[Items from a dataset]
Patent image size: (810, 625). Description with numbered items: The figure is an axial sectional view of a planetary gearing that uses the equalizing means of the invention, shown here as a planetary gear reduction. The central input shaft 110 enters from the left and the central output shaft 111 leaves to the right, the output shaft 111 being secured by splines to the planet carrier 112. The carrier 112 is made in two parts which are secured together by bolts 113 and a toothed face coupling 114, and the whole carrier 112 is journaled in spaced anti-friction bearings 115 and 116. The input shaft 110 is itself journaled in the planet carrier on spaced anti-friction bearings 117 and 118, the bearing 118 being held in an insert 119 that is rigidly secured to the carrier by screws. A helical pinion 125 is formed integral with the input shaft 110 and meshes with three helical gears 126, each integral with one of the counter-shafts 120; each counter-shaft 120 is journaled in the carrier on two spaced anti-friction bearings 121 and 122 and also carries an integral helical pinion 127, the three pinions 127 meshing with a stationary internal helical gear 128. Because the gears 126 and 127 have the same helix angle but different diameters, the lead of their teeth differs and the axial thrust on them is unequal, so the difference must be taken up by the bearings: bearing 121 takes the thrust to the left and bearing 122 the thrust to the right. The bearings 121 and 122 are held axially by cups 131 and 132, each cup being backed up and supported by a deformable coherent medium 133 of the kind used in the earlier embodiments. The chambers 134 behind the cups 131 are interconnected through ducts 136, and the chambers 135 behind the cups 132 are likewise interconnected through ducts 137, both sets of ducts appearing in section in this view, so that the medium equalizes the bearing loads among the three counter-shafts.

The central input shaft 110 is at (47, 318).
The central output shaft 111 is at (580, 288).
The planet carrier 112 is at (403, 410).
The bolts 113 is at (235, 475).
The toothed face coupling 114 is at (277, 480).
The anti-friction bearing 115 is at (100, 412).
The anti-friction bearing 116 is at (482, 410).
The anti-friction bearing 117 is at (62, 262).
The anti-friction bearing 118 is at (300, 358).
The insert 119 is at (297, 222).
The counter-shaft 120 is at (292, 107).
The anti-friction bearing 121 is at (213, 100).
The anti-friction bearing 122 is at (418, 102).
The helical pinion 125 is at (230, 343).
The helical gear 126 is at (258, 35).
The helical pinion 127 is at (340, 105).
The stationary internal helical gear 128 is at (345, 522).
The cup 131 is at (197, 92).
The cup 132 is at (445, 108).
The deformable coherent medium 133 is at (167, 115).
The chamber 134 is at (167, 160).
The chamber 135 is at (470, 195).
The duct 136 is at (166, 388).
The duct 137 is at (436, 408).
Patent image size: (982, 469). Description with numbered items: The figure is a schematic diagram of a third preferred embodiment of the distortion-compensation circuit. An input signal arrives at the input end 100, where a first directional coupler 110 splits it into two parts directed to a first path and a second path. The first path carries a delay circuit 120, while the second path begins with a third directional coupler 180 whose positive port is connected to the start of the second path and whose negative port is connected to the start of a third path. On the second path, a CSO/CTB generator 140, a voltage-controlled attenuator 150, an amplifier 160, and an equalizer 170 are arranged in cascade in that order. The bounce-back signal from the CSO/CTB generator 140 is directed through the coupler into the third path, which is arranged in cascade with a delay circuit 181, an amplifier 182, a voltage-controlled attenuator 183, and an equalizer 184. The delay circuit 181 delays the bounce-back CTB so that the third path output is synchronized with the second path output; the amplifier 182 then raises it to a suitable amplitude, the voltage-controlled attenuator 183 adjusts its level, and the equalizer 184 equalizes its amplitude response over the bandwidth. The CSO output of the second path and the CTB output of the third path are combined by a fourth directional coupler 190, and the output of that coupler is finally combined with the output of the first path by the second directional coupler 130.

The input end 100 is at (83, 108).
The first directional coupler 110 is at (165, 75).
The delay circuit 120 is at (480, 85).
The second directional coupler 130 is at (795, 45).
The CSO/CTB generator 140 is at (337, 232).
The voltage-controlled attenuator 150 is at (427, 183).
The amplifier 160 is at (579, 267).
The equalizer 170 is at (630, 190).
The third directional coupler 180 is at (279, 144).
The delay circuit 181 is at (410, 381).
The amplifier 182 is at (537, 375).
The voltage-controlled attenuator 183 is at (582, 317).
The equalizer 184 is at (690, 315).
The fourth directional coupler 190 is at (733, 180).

STATED GOAL
Reproduce the data verbatim, between the lines holding "Patent image size: (982, 469)." and "The delay circuit 181 is at (410, 381).", inclusive.

EXERCISE RESULT
Patent image size: (982, 469). Description with numbered items: The figure is a schematic diagram of a third preferred embodiment of the distortion-compensation circuit. An input signal arrives at the input end 100, where a first directional coupler 110 splits it into two parts directed to a first path and a second path. The first path carries a delay circuit 120, while the second path begins with a third directional coupler 180 whose positive port is connected to the start of the second path and whose negative port is connected to the start of a third path. On the second path, a CSO/CTB generator 140, a voltage-controlled attenuator 150, an amplifier 160, and an equalizer 170 are arranged in cascade in that order. The bounce-back signal from the CSO/CTB generator 140 is directed through the coupler into the third path, which is arranged in cascade with a delay circuit 181, an amplifier 182, a voltage-controlled attenuator 183, and an equalizer 184. The delay circuit 181 delays the bounce-back CTB so that the third path output is synchronized with the second path output; the amplifier 182 then raises it to a suitable amplitude, the voltage-controlled attenuator 183 adjusts its level, and the equalizer 184 equalizes its amplitude response over the bandwidth. The CSO output of the second path and the CTB output of the third path are combined by a fourth directional coupler 190, and the output of that coupler is finally combined with the output of the first path by the second directional coupler 130.

The input end 100 is at (83, 108).
The first directional coupler 110 is at (165, 75).
The delay circuit 120 is at (480, 85).
The second directional coupler 130 is at (795, 45).
The CSO/CTB generator 140 is at (337, 232).
The voltage-controlled attenuator 150 is at (427, 183).
The amplifier 160 is at (579, 267).
The equalizer 170 is at (630, 190).
The third directional coupler 180 is at (279, 144).
The delay circuit 181 is at (410, 381).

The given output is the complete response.